--- Begin Listing ---
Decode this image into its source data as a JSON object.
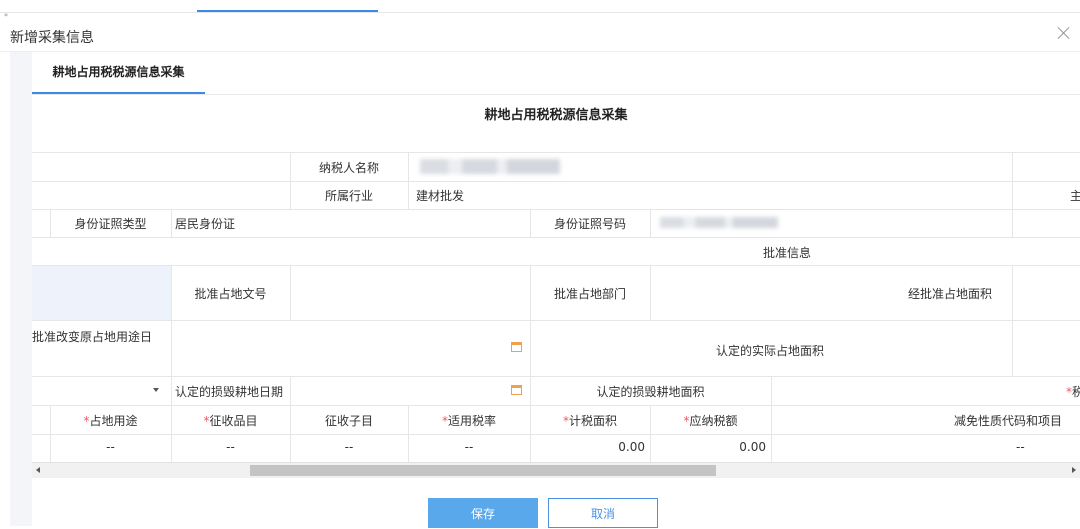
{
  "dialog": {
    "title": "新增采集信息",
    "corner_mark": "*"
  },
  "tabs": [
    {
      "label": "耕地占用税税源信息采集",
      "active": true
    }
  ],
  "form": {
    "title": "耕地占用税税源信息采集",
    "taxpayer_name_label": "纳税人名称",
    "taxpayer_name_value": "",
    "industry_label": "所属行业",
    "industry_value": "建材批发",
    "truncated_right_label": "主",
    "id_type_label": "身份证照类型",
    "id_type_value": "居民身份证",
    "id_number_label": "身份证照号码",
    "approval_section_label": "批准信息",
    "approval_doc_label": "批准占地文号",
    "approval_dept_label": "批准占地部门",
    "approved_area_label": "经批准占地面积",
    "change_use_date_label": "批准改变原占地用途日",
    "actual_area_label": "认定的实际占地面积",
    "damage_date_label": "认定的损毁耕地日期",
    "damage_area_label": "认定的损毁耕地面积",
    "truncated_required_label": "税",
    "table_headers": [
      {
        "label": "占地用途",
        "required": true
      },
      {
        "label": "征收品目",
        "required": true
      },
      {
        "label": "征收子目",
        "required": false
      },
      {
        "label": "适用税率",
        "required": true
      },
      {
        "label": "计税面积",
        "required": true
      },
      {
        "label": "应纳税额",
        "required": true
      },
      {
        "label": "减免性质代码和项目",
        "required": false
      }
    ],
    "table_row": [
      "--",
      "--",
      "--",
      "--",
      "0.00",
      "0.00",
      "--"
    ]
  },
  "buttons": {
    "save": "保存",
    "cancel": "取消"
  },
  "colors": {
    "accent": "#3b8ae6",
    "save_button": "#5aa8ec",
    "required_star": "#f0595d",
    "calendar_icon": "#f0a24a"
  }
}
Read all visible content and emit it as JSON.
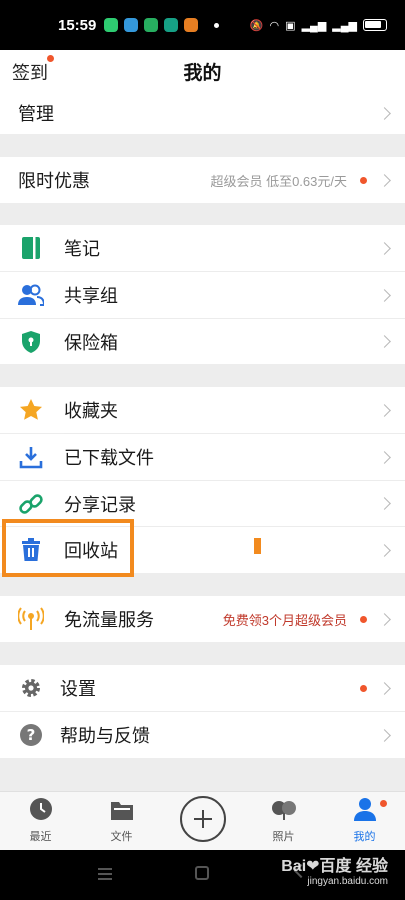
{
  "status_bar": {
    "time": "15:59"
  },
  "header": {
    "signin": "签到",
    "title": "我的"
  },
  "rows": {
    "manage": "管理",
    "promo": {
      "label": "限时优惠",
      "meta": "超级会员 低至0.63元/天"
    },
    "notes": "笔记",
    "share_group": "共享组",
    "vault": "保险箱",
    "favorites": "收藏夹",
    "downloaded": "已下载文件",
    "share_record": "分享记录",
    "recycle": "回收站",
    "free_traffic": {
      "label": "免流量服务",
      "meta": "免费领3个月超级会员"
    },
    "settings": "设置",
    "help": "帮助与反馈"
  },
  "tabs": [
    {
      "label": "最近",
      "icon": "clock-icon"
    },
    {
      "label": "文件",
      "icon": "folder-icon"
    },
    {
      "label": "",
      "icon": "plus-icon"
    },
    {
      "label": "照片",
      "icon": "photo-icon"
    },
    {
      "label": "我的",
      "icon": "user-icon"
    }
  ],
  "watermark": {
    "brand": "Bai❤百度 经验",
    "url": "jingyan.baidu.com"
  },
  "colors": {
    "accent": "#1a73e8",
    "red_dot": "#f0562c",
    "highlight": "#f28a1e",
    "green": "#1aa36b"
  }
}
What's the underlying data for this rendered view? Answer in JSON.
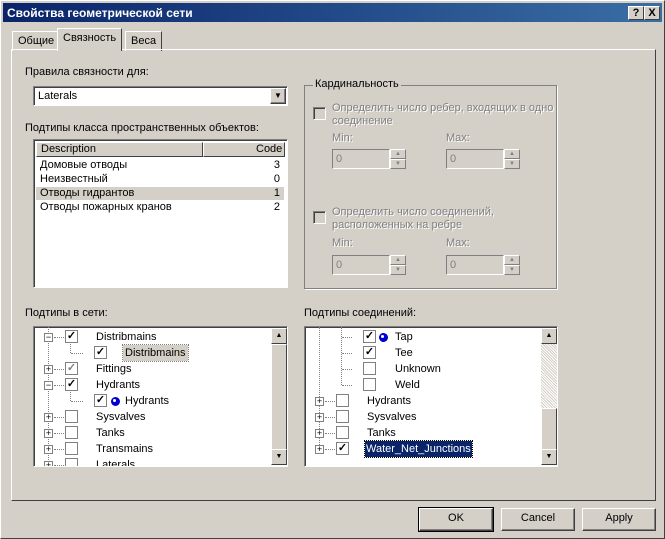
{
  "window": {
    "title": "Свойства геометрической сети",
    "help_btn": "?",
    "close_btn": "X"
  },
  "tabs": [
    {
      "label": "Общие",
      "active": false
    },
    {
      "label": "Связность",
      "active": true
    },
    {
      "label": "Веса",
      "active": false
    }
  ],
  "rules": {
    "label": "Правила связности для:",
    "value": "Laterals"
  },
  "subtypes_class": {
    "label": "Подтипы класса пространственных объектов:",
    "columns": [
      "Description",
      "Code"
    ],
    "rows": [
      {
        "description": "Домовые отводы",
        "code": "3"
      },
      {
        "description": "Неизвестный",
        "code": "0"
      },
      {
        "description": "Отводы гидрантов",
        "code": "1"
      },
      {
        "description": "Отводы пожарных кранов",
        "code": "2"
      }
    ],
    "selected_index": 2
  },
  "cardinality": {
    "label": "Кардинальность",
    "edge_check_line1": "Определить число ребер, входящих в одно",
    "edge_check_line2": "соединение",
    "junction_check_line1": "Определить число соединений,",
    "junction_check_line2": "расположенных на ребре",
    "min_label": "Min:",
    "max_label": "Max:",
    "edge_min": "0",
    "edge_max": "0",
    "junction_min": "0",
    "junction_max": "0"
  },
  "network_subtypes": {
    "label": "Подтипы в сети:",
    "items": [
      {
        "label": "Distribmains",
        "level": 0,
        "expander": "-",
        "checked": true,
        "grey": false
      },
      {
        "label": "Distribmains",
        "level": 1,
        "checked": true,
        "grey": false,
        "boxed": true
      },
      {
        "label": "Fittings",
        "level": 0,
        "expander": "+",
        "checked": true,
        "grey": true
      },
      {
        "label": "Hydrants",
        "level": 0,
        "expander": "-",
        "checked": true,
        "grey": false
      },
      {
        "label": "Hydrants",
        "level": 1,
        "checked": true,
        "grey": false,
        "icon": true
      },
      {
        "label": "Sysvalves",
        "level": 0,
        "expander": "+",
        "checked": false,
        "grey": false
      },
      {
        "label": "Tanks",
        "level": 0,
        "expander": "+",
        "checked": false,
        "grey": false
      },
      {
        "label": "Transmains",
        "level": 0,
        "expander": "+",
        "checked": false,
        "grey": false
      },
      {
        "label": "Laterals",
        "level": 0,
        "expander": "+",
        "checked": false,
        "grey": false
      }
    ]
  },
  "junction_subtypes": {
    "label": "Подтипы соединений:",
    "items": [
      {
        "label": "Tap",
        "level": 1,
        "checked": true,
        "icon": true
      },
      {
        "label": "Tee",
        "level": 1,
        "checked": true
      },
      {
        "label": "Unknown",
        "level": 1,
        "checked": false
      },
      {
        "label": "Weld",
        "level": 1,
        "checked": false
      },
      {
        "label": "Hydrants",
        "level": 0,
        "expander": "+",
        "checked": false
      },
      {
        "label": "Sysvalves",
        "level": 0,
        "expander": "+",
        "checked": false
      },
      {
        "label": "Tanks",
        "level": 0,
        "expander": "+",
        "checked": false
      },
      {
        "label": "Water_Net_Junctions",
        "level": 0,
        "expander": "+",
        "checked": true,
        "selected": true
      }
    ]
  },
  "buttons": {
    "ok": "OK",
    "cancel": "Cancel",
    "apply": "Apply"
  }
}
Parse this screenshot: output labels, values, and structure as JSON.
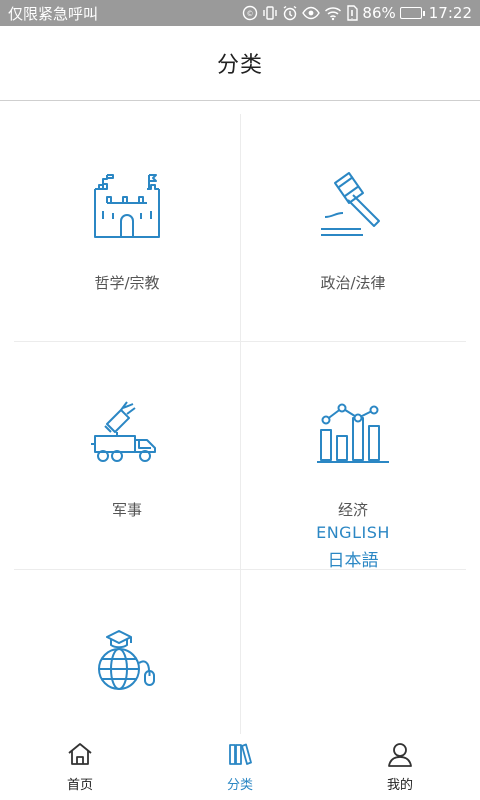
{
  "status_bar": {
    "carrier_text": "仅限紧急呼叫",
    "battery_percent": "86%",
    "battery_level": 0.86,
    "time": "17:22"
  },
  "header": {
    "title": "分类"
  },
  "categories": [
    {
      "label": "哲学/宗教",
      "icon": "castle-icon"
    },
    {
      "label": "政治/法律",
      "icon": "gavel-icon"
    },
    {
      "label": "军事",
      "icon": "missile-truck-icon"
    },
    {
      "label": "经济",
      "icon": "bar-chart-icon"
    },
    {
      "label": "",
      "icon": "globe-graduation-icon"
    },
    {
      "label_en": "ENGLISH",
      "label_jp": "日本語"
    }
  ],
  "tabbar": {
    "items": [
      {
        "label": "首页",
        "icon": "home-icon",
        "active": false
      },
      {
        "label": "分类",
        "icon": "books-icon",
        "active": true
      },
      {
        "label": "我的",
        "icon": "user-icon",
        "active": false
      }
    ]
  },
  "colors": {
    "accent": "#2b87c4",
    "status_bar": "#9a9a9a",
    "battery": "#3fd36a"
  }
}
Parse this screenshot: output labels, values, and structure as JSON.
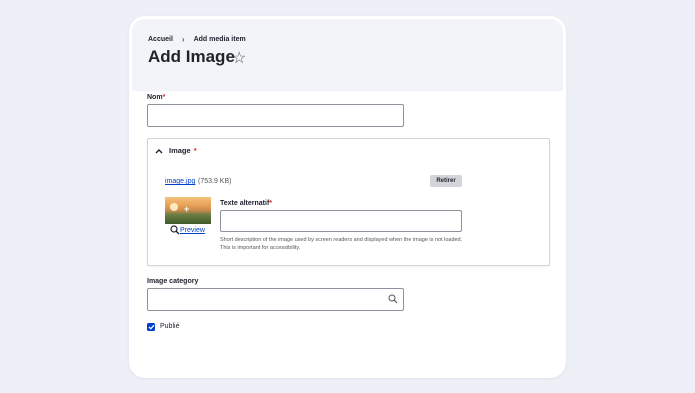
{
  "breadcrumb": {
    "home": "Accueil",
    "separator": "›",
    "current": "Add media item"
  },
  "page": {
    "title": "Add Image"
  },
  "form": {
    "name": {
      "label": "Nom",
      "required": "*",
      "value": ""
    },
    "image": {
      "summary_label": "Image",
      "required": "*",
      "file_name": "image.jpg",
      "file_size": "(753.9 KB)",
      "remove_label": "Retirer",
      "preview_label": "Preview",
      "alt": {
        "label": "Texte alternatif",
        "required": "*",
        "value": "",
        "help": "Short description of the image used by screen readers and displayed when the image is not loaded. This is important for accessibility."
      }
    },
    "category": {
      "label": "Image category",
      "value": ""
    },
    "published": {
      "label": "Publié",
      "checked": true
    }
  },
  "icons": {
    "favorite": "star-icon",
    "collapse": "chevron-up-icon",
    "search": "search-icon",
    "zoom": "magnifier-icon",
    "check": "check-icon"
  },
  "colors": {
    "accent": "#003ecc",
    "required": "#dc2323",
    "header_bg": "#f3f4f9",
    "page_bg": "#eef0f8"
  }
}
--- End Listing ---
:: To do ::
Select every line in the material above where the string "耕地占用税税源信息采集" occurs, and copy it.

:: Exercise answer ::
      "label": "耕地占用税税源信息采集",
    "title": "耕地占用税税源信息采集",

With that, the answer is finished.